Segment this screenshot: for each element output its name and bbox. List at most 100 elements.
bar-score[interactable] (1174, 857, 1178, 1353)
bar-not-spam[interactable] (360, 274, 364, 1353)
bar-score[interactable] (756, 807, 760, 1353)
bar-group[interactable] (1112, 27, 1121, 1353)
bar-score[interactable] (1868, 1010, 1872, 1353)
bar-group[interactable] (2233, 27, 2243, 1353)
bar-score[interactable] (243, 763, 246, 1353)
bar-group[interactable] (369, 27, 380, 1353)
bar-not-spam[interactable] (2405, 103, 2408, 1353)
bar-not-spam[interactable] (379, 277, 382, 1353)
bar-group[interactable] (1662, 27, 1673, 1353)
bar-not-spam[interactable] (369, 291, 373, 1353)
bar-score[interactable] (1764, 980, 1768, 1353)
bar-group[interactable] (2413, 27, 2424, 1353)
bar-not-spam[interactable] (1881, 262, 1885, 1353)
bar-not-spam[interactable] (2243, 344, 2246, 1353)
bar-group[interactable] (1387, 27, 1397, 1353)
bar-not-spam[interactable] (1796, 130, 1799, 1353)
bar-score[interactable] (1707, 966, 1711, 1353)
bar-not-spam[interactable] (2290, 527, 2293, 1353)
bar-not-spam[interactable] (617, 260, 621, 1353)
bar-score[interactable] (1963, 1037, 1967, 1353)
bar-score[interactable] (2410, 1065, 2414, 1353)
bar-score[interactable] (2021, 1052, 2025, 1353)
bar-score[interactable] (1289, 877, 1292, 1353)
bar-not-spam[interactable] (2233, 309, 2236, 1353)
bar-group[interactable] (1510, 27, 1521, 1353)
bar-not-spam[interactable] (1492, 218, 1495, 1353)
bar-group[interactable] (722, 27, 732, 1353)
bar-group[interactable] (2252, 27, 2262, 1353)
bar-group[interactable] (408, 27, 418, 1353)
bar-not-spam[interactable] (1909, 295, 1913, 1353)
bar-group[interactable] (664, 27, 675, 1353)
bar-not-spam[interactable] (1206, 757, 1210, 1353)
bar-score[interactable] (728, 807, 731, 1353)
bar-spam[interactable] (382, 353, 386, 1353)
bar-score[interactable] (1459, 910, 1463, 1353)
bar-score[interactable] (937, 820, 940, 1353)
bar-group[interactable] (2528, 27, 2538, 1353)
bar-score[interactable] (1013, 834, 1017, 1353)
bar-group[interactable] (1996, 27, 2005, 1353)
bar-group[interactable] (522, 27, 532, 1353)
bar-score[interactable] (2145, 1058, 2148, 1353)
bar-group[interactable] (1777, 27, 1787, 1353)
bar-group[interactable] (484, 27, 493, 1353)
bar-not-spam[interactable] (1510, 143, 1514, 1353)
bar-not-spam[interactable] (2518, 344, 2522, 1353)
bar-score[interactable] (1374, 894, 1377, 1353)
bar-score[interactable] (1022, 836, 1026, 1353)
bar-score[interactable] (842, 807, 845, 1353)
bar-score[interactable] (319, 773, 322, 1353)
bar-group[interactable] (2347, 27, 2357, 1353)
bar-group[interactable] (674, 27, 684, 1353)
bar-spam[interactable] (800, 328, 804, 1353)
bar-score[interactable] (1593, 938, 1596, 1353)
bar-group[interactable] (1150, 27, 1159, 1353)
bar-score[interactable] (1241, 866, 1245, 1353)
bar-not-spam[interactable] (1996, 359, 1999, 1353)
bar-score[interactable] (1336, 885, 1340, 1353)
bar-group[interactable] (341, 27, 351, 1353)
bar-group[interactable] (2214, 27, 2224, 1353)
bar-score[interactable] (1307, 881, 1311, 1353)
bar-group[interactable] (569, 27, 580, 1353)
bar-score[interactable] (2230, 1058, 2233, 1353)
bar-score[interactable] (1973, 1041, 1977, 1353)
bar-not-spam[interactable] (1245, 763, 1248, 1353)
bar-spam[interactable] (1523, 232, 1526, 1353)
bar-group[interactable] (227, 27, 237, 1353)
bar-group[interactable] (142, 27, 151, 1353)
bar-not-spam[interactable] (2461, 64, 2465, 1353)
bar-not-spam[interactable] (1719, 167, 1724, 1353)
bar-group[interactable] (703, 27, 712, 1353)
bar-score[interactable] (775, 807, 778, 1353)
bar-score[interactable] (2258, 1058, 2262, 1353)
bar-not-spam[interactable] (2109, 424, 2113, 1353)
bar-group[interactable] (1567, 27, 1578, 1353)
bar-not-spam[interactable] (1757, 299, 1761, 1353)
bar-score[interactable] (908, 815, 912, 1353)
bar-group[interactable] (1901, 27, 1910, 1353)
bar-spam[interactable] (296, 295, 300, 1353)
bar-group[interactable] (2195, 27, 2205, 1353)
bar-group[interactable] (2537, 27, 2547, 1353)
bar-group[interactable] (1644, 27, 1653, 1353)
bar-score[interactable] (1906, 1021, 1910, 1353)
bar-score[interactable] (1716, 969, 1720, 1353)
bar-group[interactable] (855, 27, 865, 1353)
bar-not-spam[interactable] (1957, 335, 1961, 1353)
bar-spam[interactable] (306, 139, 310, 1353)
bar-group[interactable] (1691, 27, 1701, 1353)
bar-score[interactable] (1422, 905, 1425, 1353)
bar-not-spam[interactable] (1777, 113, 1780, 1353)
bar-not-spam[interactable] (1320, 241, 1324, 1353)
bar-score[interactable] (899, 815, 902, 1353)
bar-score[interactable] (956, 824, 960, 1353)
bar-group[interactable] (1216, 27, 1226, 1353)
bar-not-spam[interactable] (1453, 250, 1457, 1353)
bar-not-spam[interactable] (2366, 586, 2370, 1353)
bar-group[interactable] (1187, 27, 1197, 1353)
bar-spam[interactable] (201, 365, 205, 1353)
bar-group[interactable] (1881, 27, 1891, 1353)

= = =

◆ What is expected
Reproduce every one of the lines above without changing anything.

◆ Expected answer
Segment this screenshot: for each element output its name and bbox. List at most 100 elements.
bar-score[interactable] (1174, 857, 1178, 1353)
bar-not-spam[interactable] (360, 274, 364, 1353)
bar-score[interactable] (756, 807, 760, 1353)
bar-group[interactable] (1112, 27, 1121, 1353)
bar-score[interactable] (1868, 1010, 1872, 1353)
bar-group[interactable] (2233, 27, 2243, 1353)
bar-score[interactable] (243, 763, 246, 1353)
bar-group[interactable] (369, 27, 380, 1353)
bar-not-spam[interactable] (2405, 103, 2408, 1353)
bar-not-spam[interactable] (379, 277, 382, 1353)
bar-group[interactable] (1662, 27, 1673, 1353)
bar-not-spam[interactable] (369, 291, 373, 1353)
bar-score[interactable] (1764, 980, 1768, 1353)
bar-group[interactable] (2413, 27, 2424, 1353)
bar-not-spam[interactable] (1881, 262, 1885, 1353)
bar-not-spam[interactable] (2243, 344, 2246, 1353)
bar-group[interactable] (1387, 27, 1397, 1353)
bar-not-spam[interactable] (1796, 130, 1799, 1353)
bar-score[interactable] (1707, 966, 1711, 1353)
bar-not-spam[interactable] (2290, 527, 2293, 1353)
bar-not-spam[interactable] (617, 260, 621, 1353)
bar-score[interactable] (1963, 1037, 1967, 1353)
bar-score[interactable] (2410, 1065, 2414, 1353)
bar-score[interactable] (2021, 1052, 2025, 1353)
bar-score[interactable] (1289, 877, 1292, 1353)
bar-not-spam[interactable] (2233, 309, 2236, 1353)
bar-group[interactable] (1510, 27, 1521, 1353)
bar-not-spam[interactable] (1492, 218, 1495, 1353)
bar-group[interactable] (722, 27, 732, 1353)
bar-group[interactable] (2252, 27, 2262, 1353)
bar-group[interactable] (408, 27, 418, 1353)
bar-not-spam[interactable] (1909, 295, 1913, 1353)
bar-group[interactable] (664, 27, 675, 1353)
bar-not-spam[interactable] (1206, 757, 1210, 1353)
bar-score[interactable] (728, 807, 731, 1353)
bar-spam[interactable] (382, 353, 386, 1353)
bar-score[interactable] (1459, 910, 1463, 1353)
bar-score[interactable] (937, 820, 940, 1353)
bar-group[interactable] (2528, 27, 2538, 1353)
bar-score[interactable] (1013, 834, 1017, 1353)
bar-group[interactable] (1996, 27, 2005, 1353)
bar-group[interactable] (522, 27, 532, 1353)
bar-score[interactable] (2145, 1058, 2148, 1353)
bar-group[interactable] (1777, 27, 1787, 1353)
bar-group[interactable] (484, 27, 493, 1353)
bar-not-spam[interactable] (1510, 143, 1514, 1353)
bar-not-spam[interactable] (2518, 344, 2522, 1353)
bar-score[interactable] (1374, 894, 1377, 1353)
bar-score[interactable] (1022, 836, 1026, 1353)
bar-score[interactable] (842, 807, 845, 1353)
bar-score[interactable] (319, 773, 322, 1353)
bar-group[interactable] (2347, 27, 2357, 1353)
bar-group[interactable] (674, 27, 684, 1353)
bar-spam[interactable] (800, 328, 804, 1353)
bar-score[interactable] (1593, 938, 1596, 1353)
bar-group[interactable] (1150, 27, 1159, 1353)
bar-score[interactable] (1241, 866, 1245, 1353)
bar-not-spam[interactable] (1996, 359, 1999, 1353)
bar-score[interactable] (1336, 885, 1340, 1353)
bar-group[interactable] (341, 27, 351, 1353)
bar-group[interactable] (2214, 27, 2224, 1353)
bar-score[interactable] (1307, 881, 1311, 1353)
bar-group[interactable] (569, 27, 580, 1353)
bar-score[interactable] (2230, 1058, 2233, 1353)
bar-score[interactable] (1973, 1041, 1977, 1353)
bar-not-spam[interactable] (1245, 763, 1248, 1353)
bar-spam[interactable] (1523, 232, 1526, 1353)
bar-group[interactable] (227, 27, 237, 1353)
bar-group[interactable] (142, 27, 151, 1353)
bar-not-spam[interactable] (2461, 64, 2465, 1353)
bar-not-spam[interactable] (1719, 167, 1724, 1353)
bar-group[interactable] (703, 27, 712, 1353)
bar-score[interactable] (775, 807, 778, 1353)
bar-score[interactable] (2258, 1058, 2262, 1353)
bar-not-spam[interactable] (2109, 424, 2113, 1353)
bar-group[interactable] (1567, 27, 1578, 1353)
bar-not-spam[interactable] (1757, 299, 1761, 1353)
bar-score[interactable] (908, 815, 912, 1353)
bar-group[interactable] (1901, 27, 1910, 1353)
bar-spam[interactable] (296, 295, 300, 1353)
bar-group[interactable] (2195, 27, 2205, 1353)
bar-group[interactable] (2537, 27, 2547, 1353)
bar-group[interactable] (1644, 27, 1653, 1353)
bar-score[interactable] (1906, 1021, 1910, 1353)
bar-score[interactable] (1716, 969, 1720, 1353)
bar-group[interactable] (855, 27, 865, 1353)
bar-not-spam[interactable] (1957, 335, 1961, 1353)
bar-spam[interactable] (306, 139, 310, 1353)
bar-group[interactable] (1691, 27, 1701, 1353)
bar-score[interactable] (1422, 905, 1425, 1353)
bar-not-spam[interactable] (1777, 113, 1780, 1353)
bar-not-spam[interactable] (1320, 241, 1324, 1353)
bar-score[interactable] (899, 815, 902, 1353)
bar-score[interactable] (956, 824, 960, 1353)
bar-group[interactable] (1216, 27, 1226, 1353)
bar-not-spam[interactable] (1453, 250, 1457, 1353)
bar-not-spam[interactable] (2366, 586, 2370, 1353)
bar-group[interactable] (1187, 27, 1197, 1353)
bar-spam[interactable] (201, 365, 205, 1353)
bar-group[interactable] (1881, 27, 1891, 1353)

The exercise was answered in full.